_TASK DATA_.

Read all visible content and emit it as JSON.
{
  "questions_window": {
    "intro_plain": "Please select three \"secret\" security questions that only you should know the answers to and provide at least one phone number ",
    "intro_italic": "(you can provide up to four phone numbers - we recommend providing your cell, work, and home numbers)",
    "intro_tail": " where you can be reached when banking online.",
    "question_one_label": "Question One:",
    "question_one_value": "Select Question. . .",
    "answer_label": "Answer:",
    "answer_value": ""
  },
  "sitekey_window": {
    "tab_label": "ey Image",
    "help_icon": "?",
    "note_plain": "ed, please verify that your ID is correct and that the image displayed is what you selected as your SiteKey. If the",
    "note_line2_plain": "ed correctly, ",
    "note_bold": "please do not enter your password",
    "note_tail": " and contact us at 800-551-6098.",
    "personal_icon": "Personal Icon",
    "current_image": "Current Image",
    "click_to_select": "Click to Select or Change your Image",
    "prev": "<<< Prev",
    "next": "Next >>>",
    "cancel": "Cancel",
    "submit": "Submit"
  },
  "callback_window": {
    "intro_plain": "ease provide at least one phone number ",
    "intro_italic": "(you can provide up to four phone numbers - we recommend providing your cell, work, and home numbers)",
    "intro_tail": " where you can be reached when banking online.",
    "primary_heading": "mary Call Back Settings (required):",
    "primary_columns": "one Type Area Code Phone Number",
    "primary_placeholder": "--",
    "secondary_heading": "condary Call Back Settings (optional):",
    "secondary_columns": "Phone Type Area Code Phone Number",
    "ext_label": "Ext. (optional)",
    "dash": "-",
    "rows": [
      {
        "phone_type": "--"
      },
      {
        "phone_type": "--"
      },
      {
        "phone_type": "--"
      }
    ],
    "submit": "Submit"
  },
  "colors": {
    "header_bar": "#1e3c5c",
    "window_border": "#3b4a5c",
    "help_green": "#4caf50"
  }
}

* * *

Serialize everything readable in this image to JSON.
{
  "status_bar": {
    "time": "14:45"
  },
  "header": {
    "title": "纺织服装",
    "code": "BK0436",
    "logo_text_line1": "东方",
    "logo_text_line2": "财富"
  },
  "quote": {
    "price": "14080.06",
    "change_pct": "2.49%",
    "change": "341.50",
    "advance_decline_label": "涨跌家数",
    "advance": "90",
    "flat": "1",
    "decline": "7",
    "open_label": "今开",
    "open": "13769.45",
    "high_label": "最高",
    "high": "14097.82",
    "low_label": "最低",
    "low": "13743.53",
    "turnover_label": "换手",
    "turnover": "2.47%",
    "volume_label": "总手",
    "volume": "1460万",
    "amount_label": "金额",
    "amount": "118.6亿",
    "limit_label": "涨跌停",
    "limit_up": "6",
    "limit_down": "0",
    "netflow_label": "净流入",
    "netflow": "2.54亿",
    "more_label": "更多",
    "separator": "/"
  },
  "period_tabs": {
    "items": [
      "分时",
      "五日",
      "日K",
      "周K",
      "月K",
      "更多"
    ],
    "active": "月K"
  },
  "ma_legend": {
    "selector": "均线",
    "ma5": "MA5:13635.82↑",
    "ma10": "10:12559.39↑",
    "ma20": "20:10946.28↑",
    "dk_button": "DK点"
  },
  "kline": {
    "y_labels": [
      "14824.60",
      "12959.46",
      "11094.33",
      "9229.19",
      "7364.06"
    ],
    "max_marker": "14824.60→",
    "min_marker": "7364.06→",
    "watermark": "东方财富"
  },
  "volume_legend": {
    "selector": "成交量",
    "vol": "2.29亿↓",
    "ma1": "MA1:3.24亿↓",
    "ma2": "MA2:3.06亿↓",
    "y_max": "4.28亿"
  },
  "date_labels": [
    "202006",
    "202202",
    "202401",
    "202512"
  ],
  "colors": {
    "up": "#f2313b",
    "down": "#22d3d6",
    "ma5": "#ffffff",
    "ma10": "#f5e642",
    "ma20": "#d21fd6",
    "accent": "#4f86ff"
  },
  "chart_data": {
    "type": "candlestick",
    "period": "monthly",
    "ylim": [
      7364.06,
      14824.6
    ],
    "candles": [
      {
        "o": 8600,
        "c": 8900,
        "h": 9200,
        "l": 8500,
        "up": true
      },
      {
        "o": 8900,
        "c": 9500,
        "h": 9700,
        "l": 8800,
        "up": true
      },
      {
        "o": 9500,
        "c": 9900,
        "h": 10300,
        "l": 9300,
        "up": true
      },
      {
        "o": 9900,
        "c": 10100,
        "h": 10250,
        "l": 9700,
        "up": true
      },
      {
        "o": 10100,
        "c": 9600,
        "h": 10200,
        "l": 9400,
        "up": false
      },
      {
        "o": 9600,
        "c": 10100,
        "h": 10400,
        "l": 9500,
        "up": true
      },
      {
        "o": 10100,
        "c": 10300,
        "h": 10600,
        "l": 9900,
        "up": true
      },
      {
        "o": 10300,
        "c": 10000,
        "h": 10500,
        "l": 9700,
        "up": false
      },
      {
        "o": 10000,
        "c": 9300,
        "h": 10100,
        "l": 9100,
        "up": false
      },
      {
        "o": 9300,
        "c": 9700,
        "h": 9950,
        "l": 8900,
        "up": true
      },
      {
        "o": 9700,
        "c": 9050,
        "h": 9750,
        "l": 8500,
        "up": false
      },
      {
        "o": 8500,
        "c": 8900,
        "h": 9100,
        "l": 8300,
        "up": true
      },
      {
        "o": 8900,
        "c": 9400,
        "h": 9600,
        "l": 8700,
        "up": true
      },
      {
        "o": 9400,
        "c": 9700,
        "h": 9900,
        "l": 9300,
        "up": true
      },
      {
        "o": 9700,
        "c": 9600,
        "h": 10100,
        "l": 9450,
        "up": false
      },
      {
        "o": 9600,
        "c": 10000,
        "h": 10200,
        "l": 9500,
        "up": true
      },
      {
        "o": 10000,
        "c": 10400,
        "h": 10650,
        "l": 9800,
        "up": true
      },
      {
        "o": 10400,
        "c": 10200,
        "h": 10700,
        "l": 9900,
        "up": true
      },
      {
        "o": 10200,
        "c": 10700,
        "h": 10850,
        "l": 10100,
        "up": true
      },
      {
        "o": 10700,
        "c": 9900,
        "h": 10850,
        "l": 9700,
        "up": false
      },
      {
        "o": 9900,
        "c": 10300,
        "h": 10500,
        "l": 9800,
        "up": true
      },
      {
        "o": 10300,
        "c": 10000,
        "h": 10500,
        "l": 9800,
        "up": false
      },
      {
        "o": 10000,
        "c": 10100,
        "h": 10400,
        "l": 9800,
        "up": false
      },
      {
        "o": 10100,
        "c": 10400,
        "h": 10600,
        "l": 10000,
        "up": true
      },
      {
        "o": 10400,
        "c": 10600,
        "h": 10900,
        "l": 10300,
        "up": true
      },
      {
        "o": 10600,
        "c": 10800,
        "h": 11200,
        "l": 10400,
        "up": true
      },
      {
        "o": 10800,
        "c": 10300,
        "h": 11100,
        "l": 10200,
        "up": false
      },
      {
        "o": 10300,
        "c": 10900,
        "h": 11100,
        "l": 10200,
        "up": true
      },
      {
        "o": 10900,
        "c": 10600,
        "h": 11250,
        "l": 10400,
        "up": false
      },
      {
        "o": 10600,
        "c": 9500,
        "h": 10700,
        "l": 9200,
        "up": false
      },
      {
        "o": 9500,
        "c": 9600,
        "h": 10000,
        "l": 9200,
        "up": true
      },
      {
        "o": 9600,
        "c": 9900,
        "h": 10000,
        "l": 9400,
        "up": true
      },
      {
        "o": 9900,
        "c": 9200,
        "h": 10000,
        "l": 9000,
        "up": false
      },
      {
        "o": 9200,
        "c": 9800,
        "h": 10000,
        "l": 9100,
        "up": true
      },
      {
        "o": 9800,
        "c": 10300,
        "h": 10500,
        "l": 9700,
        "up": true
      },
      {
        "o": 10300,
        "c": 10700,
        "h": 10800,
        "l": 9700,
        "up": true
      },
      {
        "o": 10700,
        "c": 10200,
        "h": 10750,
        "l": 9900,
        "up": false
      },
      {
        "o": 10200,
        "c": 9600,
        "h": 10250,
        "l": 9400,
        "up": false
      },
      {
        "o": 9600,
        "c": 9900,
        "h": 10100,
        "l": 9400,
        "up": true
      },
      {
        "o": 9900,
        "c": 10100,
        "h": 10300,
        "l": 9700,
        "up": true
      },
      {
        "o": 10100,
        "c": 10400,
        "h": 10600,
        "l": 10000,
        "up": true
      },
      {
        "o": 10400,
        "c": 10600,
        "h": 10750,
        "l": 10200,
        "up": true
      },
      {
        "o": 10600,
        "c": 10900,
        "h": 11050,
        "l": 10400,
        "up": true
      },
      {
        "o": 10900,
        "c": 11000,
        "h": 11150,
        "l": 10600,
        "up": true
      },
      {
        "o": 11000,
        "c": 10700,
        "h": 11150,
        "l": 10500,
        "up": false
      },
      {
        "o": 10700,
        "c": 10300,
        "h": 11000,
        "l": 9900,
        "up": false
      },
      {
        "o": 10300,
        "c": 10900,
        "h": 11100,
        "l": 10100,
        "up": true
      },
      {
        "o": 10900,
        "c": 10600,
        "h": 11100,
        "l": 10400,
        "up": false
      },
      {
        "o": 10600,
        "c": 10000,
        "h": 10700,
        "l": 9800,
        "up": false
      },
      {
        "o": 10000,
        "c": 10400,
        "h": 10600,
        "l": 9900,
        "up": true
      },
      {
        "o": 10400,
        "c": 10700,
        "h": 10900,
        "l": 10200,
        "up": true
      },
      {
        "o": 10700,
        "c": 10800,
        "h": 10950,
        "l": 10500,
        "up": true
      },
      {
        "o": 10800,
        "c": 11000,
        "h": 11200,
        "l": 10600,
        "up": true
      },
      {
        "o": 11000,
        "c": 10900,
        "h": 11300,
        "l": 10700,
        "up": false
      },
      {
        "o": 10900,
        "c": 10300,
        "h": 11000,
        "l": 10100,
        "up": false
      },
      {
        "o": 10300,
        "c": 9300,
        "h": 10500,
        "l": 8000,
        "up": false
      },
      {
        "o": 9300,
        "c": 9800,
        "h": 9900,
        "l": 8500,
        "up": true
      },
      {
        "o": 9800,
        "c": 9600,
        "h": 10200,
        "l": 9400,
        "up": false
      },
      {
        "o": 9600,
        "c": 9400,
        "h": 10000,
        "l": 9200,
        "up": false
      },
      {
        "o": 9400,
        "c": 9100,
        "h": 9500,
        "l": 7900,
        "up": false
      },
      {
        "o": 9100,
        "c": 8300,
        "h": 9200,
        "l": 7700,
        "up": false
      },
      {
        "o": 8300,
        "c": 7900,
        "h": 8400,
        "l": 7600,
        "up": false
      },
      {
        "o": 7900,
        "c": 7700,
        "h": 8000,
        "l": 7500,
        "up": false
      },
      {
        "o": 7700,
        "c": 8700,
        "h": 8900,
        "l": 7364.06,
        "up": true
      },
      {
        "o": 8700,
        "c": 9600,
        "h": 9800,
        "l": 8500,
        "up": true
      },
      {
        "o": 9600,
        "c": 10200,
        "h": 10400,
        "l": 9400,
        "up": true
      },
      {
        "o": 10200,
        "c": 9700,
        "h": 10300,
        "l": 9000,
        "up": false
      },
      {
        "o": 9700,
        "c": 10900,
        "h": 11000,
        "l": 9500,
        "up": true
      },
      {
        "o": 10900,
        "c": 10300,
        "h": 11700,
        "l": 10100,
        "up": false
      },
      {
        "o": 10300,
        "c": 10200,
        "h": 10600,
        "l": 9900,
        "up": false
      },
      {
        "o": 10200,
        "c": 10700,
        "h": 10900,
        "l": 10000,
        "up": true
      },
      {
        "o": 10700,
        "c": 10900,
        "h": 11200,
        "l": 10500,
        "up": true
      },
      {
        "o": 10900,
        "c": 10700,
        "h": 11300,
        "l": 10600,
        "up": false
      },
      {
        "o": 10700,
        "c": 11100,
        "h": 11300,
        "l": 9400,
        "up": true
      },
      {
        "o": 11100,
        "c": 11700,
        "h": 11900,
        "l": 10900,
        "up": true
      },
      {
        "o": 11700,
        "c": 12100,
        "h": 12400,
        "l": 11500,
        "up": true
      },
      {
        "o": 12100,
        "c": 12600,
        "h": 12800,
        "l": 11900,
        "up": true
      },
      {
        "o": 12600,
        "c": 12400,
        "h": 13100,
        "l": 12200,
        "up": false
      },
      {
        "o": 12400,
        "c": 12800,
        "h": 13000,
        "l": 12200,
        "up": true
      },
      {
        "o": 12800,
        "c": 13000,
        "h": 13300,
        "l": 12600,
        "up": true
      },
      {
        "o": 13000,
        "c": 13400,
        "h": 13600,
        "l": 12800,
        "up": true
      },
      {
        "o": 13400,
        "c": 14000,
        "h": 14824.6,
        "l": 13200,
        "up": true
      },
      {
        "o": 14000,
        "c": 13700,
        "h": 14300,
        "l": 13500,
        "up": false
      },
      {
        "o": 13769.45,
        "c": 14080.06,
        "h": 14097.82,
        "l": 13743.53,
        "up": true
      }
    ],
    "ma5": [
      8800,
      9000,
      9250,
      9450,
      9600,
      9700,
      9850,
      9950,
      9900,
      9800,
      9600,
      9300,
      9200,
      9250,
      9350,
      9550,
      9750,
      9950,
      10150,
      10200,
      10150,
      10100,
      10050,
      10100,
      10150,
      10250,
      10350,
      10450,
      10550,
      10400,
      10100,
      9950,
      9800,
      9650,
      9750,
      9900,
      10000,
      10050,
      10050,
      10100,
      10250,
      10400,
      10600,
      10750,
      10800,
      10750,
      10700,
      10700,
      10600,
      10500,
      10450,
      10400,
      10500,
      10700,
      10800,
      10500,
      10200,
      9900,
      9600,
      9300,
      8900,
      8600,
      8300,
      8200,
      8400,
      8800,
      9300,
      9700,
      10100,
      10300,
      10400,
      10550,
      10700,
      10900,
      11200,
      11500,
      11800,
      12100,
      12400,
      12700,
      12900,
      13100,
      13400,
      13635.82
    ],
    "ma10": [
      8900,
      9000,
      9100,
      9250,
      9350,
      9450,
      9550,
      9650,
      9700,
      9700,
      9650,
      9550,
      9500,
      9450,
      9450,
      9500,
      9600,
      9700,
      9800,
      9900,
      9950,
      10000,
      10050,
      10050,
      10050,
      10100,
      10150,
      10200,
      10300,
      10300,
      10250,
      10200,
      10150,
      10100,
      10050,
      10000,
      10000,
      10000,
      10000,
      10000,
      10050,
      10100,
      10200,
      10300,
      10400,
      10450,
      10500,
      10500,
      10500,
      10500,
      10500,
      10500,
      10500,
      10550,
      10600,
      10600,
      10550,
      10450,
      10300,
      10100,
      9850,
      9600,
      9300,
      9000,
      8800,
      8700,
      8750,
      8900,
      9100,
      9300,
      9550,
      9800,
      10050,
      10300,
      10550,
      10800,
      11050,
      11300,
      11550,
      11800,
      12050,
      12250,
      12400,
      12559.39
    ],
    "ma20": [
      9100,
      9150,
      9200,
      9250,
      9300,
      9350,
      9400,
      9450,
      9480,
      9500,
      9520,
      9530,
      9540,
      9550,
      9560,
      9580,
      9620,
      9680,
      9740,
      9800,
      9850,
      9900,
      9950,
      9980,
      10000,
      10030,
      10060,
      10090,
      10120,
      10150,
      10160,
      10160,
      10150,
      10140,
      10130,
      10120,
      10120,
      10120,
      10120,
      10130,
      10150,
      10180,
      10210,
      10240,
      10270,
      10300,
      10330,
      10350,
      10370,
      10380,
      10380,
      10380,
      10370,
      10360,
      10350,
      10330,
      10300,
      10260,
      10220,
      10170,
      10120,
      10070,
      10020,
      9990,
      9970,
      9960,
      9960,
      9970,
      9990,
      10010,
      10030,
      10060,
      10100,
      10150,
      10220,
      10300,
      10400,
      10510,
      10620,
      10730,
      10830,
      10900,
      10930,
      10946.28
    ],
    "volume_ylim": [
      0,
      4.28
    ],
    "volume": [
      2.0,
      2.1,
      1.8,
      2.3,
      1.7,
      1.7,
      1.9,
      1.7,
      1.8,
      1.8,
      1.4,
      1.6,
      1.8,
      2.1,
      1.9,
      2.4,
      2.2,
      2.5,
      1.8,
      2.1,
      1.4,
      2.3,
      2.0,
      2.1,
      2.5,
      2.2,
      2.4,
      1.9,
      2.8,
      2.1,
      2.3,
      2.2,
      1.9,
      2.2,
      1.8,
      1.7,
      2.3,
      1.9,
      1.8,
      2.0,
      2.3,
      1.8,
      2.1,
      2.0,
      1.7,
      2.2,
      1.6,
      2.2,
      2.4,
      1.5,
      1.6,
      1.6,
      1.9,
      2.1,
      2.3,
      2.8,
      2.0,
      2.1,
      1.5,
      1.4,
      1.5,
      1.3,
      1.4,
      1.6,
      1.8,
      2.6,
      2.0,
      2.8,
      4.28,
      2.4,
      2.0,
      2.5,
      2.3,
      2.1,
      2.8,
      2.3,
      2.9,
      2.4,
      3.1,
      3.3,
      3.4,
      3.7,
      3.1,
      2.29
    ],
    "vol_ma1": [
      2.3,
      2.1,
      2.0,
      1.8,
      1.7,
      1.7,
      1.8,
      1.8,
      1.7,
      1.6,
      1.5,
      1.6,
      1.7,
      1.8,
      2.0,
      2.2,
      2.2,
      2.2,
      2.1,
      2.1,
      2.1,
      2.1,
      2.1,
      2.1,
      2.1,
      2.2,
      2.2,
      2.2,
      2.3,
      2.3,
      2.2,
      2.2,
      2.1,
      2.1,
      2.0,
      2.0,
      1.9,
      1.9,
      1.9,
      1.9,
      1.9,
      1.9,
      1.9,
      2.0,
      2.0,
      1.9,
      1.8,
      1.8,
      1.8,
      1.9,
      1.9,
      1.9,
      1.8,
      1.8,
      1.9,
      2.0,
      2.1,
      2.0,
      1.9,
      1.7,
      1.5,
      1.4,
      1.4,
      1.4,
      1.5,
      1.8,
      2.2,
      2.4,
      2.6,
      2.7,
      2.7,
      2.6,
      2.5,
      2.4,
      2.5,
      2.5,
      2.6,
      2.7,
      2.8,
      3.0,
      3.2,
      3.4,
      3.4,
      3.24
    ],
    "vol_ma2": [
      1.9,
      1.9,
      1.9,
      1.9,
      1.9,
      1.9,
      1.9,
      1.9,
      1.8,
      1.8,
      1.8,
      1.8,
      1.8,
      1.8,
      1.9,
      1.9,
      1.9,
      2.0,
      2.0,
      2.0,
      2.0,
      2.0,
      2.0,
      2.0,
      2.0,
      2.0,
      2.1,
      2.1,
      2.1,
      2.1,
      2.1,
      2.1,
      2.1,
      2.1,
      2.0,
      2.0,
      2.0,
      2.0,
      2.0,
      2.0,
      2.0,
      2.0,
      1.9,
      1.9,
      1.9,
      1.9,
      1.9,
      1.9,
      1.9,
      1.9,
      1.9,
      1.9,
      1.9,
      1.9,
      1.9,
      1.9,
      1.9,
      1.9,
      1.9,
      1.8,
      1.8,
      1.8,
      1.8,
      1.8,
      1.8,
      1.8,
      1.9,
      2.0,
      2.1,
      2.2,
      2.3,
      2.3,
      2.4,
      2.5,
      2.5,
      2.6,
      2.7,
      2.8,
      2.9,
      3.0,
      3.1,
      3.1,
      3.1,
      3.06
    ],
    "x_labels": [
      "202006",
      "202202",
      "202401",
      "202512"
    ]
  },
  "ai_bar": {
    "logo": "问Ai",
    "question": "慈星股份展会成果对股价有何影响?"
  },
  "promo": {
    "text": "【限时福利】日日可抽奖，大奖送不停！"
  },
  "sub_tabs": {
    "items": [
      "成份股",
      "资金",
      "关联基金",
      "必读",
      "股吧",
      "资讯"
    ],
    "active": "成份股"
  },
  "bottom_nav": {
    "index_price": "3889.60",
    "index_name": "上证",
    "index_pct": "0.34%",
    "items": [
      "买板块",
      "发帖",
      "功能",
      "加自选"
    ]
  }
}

_PROMPT_.
Pull out every line of the records above that contains the word "optional".

_WRITTEN ANSWER_.
    "secondary_heading": "condary Call Back Settings (optional):",
    "ext_label": "Ext. (optional)",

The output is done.